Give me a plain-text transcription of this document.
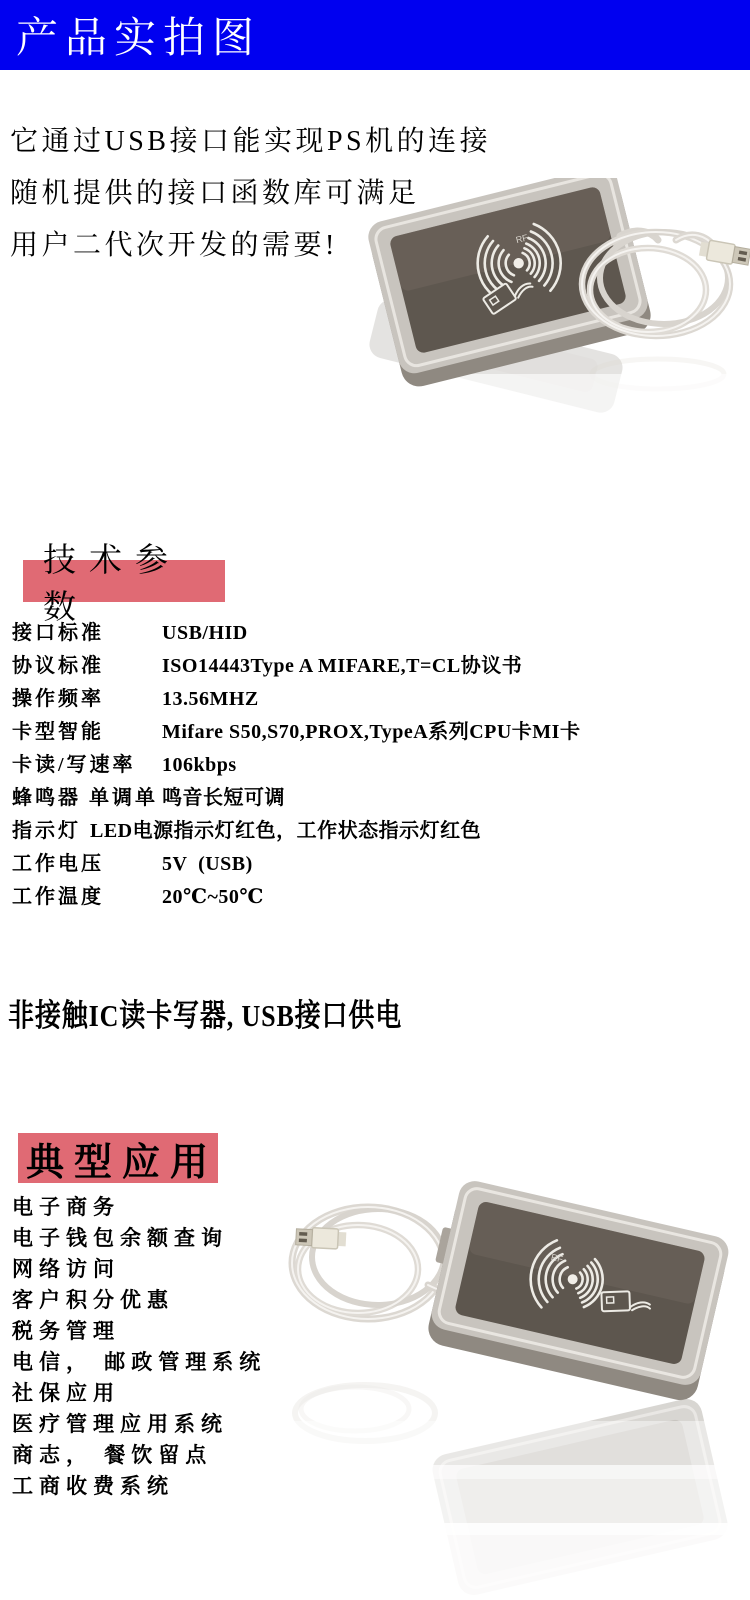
产品实拍图

它通过USB接口能实现PS机的连接

随机提供的接口函数库可满足

用户二代次开发的需要!	RF
技术参数
接口标准	USB/HID
协议标准	ISO14443Type A MIFARE,T=CL协议书
操作频率	13.56MHZ
卡型智能	Mifare S50,S70,PROX,TypeA系列CPU卡MI卡
卡读/写速率	106kbps
蜂鸣器 单调单 鸣音长短可调
指示灯 LED电源指示灯红色，工作状态指示灯红色
工作电压	5V  (USB)
工作温度	20℃~50℃

非接触IC读卡写器, USB接口供电

典型应用
电子商务
电子钱包余额查询
网络访问
客户积分优惠
税务管理
电信， 邮政管理系统
社保应用
医疗管理应用系统
商志， 餐饮留点
工商收费系统
RF
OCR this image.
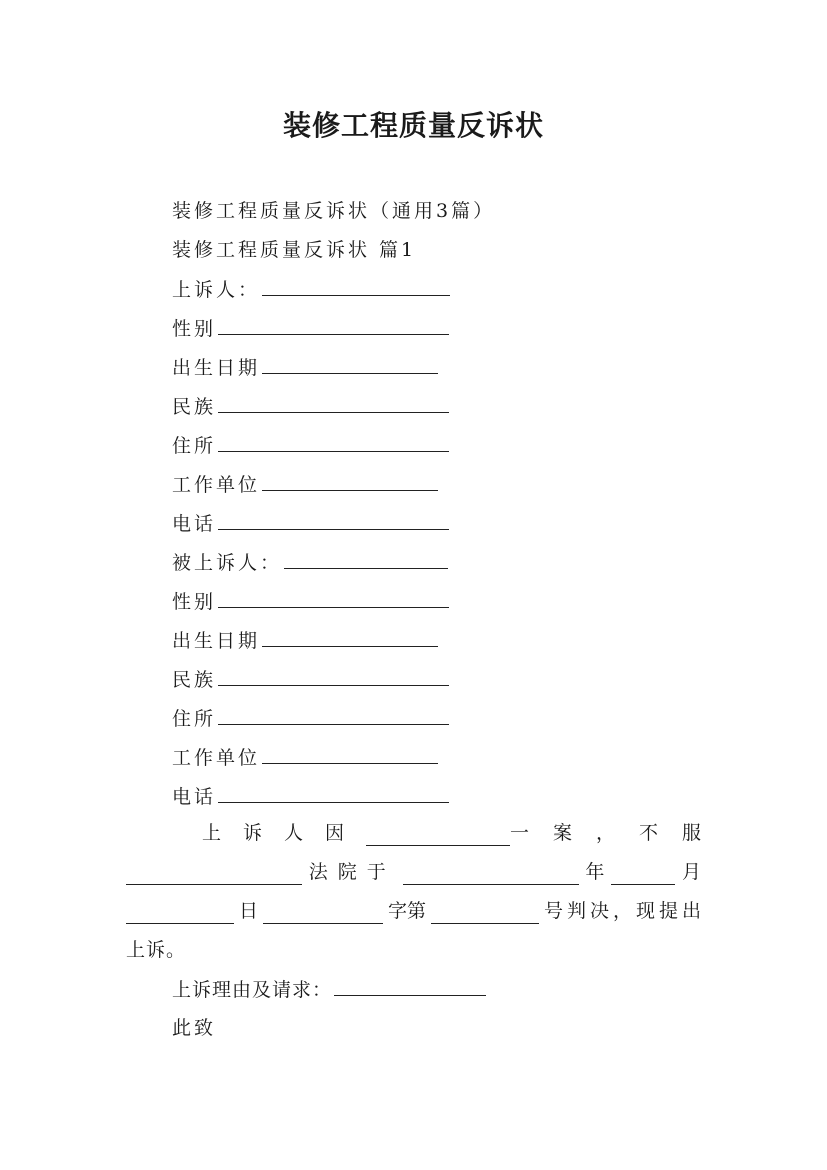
装修工程质量反诉状
装修工程质量反诉状（通用3篇）
装修工程质量反诉状 篇1
上诉人：
性别
出生日期
民族
住所
工作单位
电话
被上诉人：
性别
出生日期
民族
住所
工作单位
电话
上诉人因	一案，不服
法院于	年	月
日	字第	号判决，现提出
上诉。
上诉理由及请求：
此致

——————

[WHAT THE TASK REQUIRES] Please copy exactly the lines from the one containing "OCR this image." through the last line of the records above, both included, and leave out any pictures.

[ANSWER TO THE EXERCISE]
OCR this image.
装修工程质量反诉状
装修工程质量反诉状（通用3篇）
装修工程质量反诉状 篇1
上诉人：
性别
出生日期
民族
住所
工作单位
电话
被上诉人：
性别
出生日期
民族
住所
工作单位
电话
上诉人因	一案，不服
法院于	年	月
日	字第	号判决，现提出
上诉。
上诉理由及请求：
此致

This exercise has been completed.